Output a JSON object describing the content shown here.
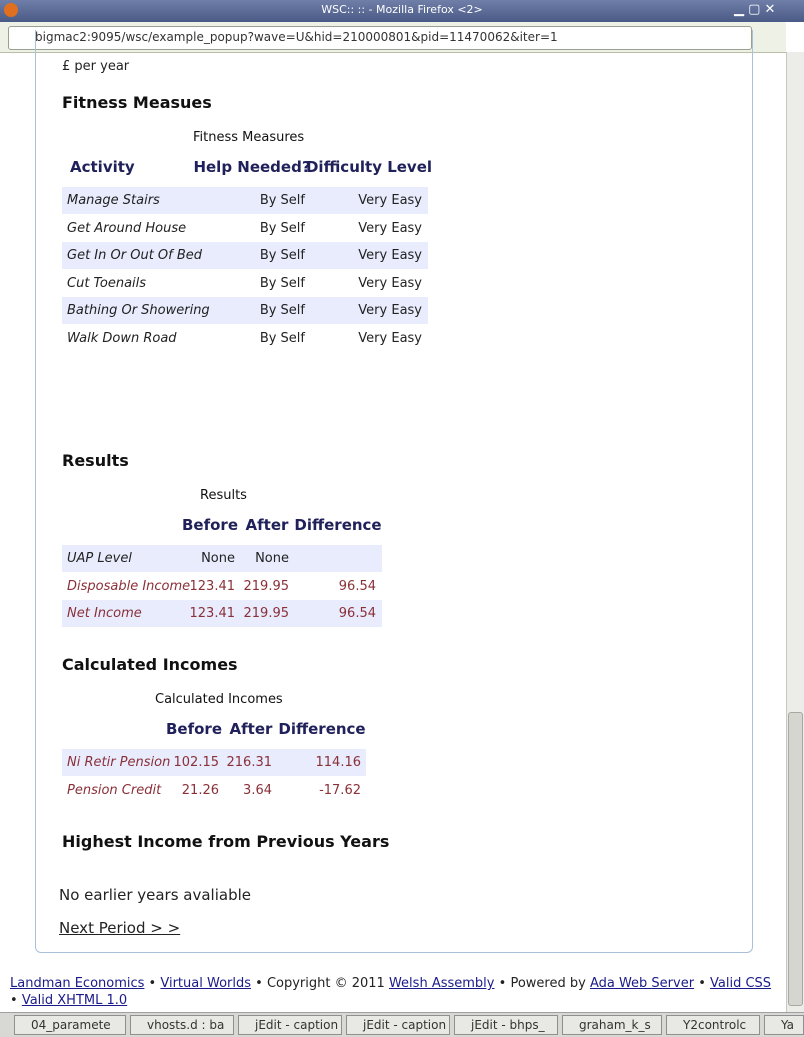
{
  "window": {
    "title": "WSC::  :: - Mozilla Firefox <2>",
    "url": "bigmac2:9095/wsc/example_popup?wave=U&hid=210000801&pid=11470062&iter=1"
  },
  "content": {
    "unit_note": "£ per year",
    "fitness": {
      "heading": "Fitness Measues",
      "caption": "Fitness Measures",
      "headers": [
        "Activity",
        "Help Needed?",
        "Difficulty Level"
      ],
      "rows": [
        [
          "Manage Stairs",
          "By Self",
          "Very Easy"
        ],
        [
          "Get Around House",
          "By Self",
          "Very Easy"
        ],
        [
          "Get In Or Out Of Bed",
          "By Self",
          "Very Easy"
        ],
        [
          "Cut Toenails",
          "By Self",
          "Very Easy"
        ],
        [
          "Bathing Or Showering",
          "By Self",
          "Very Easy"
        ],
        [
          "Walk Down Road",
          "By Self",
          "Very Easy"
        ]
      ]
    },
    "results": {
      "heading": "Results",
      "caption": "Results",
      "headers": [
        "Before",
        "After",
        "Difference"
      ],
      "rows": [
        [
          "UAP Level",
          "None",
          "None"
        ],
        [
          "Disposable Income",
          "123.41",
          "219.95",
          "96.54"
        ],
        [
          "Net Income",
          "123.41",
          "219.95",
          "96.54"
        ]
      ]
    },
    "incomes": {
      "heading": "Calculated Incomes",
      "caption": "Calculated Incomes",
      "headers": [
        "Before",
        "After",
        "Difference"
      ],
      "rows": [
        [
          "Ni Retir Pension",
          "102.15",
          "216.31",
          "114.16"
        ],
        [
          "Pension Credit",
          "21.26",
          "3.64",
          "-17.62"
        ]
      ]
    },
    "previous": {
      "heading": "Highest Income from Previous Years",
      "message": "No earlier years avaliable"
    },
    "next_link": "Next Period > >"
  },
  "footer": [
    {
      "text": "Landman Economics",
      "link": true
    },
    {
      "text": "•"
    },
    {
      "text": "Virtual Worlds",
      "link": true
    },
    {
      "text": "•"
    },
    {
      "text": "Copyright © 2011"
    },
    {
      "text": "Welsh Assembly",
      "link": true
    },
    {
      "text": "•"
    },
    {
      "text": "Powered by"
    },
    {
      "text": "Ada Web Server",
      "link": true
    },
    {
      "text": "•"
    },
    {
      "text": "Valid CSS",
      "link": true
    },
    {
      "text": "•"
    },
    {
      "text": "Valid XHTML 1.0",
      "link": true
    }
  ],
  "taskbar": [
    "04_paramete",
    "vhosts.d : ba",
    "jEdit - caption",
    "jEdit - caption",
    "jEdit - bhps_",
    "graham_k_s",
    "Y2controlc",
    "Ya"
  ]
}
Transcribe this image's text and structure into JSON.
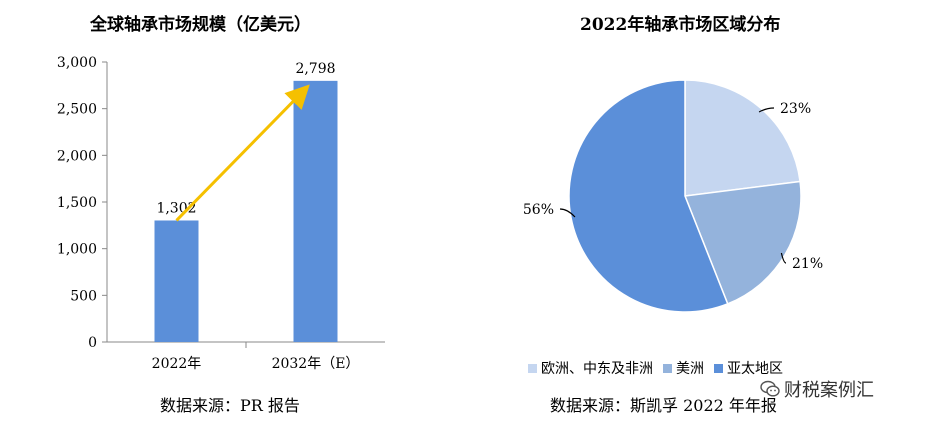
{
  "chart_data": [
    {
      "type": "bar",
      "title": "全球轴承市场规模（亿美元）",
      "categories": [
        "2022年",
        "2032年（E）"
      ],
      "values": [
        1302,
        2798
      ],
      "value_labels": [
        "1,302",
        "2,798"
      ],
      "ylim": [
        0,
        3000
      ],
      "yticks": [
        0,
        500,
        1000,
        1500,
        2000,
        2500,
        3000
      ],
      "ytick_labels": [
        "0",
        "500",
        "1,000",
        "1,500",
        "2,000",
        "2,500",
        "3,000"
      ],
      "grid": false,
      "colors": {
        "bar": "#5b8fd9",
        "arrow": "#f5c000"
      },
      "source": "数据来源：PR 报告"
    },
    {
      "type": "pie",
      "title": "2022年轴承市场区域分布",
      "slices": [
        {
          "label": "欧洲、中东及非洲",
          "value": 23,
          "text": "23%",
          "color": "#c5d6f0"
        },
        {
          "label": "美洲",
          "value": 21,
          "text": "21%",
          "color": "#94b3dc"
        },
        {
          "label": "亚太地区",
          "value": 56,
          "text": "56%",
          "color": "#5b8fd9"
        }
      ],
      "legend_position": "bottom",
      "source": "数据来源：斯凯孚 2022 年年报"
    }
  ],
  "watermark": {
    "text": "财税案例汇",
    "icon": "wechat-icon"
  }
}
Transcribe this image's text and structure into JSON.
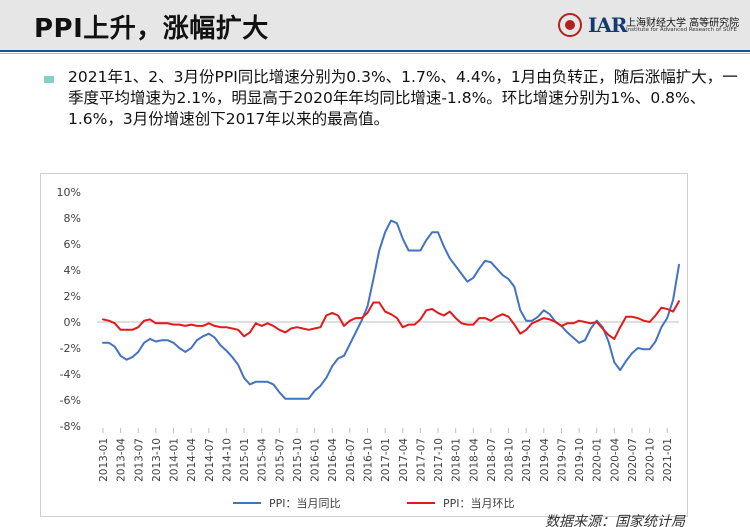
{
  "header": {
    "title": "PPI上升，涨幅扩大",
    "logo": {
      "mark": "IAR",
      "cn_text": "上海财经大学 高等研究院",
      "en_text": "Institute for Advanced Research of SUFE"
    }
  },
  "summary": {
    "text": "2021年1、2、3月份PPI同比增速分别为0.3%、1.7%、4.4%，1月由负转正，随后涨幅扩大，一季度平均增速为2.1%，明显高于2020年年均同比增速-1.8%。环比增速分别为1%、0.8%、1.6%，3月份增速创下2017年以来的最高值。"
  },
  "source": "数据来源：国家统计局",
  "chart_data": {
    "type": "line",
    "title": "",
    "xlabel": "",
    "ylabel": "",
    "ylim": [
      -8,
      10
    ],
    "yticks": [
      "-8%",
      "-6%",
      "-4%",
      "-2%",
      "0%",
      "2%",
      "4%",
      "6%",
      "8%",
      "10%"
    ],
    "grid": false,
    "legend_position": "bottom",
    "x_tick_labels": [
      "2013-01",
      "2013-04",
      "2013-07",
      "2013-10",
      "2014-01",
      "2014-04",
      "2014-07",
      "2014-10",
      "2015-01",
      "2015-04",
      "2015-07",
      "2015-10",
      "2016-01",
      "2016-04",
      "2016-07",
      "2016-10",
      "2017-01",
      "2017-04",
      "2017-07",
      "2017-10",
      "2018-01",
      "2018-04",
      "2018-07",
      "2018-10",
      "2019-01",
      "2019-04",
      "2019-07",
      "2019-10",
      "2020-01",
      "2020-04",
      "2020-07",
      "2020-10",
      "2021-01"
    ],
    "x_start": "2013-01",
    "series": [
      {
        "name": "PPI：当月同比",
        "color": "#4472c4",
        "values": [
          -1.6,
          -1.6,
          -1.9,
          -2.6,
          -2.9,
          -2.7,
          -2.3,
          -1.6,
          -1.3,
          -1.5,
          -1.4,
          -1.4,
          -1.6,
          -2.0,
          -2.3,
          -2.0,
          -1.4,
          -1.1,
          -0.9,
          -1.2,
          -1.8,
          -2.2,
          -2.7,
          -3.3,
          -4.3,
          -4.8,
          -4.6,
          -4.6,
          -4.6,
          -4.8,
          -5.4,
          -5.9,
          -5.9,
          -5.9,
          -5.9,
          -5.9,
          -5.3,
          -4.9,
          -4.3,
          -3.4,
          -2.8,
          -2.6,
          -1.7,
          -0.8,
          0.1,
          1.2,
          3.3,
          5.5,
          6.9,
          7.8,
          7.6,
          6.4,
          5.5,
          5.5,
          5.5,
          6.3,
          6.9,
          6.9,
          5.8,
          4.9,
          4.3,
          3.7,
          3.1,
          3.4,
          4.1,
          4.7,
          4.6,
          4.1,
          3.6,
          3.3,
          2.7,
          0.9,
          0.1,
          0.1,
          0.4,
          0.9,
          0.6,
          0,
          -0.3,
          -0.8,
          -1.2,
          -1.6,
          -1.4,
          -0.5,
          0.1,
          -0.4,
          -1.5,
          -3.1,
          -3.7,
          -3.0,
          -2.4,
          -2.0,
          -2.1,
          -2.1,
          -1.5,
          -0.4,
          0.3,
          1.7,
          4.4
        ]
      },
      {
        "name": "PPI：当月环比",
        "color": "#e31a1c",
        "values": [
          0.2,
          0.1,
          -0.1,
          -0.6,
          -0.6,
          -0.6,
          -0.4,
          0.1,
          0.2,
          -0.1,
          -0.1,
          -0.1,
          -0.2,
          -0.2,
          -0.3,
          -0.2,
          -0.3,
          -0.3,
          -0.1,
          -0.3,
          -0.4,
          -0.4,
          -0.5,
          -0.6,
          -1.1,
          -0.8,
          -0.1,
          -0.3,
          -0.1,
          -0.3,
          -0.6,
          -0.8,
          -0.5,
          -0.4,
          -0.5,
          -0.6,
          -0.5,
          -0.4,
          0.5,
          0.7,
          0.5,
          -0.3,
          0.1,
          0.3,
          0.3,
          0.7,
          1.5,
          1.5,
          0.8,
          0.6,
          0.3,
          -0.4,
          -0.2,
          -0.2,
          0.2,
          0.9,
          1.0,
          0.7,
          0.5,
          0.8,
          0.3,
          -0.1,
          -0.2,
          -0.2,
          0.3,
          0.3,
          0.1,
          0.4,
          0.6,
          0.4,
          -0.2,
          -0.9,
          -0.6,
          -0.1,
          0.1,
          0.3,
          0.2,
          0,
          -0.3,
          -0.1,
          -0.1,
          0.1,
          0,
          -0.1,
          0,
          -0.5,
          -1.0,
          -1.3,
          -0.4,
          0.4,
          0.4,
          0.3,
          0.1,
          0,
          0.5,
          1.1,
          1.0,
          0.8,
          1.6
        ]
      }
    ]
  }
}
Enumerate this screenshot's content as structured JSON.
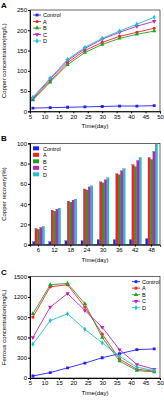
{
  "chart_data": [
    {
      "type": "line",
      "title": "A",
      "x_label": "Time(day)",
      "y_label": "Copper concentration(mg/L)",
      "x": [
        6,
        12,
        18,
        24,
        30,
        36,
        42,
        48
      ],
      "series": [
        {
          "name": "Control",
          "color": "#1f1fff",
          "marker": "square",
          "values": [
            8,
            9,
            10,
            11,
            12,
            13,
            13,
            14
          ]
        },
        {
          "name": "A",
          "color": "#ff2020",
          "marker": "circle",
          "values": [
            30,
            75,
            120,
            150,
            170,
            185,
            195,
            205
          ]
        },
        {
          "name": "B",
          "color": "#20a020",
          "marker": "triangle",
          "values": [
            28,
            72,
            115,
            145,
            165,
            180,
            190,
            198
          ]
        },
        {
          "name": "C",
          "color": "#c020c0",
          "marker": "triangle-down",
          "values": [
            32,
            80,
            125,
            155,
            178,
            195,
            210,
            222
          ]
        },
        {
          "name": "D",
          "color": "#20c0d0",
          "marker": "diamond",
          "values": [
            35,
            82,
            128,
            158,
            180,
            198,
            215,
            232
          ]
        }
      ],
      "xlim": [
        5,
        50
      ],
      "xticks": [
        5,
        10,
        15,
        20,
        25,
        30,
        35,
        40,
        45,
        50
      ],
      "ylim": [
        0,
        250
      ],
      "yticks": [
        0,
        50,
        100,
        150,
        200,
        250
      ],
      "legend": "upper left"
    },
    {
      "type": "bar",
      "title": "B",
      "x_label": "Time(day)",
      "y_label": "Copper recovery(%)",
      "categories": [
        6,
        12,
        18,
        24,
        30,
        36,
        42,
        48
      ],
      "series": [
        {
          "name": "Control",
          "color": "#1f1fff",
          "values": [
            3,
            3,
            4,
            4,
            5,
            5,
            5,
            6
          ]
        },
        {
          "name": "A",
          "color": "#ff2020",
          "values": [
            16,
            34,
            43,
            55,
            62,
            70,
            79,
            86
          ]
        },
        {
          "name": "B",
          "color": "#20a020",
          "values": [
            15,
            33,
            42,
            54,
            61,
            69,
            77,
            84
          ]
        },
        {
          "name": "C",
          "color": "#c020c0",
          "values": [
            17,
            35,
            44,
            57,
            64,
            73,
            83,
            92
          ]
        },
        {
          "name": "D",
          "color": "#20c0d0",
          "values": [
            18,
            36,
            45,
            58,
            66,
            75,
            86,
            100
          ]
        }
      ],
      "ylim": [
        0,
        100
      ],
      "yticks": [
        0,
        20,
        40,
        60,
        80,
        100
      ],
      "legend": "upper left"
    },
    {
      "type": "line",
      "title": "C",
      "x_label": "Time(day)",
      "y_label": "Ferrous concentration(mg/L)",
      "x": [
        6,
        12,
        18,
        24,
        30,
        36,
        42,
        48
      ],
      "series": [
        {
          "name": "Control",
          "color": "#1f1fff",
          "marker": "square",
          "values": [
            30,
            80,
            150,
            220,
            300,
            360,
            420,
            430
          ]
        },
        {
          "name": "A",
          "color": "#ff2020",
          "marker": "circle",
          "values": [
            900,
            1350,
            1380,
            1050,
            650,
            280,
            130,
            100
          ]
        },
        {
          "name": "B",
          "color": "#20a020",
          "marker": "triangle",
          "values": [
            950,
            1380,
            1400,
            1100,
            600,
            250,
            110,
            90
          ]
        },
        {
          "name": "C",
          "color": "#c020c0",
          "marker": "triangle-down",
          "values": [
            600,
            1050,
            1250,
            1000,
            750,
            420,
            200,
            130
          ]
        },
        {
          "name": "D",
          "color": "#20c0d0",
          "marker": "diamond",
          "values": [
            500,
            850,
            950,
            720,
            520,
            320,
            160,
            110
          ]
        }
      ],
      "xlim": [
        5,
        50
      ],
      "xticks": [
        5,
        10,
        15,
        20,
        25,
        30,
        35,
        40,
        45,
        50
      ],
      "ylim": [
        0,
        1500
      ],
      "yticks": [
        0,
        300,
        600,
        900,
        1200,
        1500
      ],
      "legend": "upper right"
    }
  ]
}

-=-=-

- [Aim]: Count the lines in the records above that hold the word "concentration", and give only that number.

- [Task answer]: 2